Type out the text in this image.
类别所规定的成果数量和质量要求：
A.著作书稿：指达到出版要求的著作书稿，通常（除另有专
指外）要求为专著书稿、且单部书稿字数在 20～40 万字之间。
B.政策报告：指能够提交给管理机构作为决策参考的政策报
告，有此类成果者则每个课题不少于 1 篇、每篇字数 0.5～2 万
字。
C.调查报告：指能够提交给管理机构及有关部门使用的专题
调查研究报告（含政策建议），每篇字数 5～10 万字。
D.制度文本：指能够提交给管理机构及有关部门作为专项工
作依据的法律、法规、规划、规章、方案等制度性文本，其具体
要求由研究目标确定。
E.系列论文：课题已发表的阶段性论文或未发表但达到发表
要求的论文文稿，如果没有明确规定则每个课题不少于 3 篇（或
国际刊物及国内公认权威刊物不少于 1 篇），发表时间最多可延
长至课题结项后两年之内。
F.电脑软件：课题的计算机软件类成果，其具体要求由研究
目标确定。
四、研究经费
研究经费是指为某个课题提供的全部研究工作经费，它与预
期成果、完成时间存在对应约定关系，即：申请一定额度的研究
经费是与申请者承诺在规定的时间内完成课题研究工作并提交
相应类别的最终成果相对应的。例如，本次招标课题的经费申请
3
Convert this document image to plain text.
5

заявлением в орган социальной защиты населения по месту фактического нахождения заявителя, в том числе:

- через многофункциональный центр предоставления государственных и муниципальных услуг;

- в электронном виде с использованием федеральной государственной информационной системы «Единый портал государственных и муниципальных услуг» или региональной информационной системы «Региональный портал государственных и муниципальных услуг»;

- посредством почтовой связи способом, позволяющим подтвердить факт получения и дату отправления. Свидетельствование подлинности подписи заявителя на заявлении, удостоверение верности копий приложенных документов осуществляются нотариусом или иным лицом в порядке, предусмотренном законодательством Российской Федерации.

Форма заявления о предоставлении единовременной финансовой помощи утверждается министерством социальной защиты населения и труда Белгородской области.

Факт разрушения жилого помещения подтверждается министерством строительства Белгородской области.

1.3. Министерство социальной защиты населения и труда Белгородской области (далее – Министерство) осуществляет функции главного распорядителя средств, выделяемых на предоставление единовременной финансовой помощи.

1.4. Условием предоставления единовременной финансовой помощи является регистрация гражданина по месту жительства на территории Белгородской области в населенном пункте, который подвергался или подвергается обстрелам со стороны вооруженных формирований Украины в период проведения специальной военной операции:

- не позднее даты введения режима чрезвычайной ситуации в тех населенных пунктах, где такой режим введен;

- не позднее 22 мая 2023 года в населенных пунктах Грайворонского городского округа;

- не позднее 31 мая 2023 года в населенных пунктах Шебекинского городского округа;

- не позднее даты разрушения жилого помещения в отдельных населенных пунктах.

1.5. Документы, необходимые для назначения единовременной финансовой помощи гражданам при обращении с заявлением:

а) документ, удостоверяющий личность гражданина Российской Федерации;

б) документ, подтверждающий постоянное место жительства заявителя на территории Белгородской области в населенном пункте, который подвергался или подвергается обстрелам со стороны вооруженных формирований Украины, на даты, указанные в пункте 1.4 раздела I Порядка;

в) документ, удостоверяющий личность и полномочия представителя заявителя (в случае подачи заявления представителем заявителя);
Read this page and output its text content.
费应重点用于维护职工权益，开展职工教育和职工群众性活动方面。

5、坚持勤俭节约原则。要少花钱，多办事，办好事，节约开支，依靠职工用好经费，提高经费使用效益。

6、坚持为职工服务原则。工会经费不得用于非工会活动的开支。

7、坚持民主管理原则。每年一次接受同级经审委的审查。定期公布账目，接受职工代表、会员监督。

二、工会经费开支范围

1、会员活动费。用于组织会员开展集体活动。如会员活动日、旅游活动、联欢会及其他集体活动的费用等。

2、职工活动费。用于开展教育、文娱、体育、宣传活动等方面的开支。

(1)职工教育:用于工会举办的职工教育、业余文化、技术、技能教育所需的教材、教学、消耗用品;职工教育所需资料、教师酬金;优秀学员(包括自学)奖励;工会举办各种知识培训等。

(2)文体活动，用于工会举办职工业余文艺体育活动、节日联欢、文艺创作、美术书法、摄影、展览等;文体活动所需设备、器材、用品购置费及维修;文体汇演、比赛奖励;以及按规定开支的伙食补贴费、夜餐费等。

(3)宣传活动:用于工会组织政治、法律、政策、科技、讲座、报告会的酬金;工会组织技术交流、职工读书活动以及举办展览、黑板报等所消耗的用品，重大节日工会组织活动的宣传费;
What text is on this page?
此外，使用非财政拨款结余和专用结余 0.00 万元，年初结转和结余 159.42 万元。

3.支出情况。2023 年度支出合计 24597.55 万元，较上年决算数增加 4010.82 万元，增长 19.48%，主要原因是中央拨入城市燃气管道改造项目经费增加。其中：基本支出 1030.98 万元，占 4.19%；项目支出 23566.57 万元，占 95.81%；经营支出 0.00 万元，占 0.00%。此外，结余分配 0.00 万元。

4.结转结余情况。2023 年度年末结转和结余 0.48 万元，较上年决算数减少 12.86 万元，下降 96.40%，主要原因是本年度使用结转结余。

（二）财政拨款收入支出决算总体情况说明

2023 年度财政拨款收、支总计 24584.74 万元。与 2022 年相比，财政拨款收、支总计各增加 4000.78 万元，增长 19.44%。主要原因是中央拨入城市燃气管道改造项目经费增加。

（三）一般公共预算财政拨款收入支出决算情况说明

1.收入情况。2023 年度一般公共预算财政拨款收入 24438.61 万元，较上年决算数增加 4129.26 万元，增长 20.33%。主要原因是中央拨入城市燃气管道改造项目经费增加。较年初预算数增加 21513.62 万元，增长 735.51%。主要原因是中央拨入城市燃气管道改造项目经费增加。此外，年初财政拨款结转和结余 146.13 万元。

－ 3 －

*-*-*

Check every line of the data above for the string "услуг", and copy those that have it.

Task solution:
- через многофункциональный центр предоставления государственных и муниципальных услуг;
- в электронном виде с использованием федеральной государственной информационной системы «Единый портал государственных и муниципальных услуг» или региональной информационной системы «Региональный портал государственных и муниципальных услуг»;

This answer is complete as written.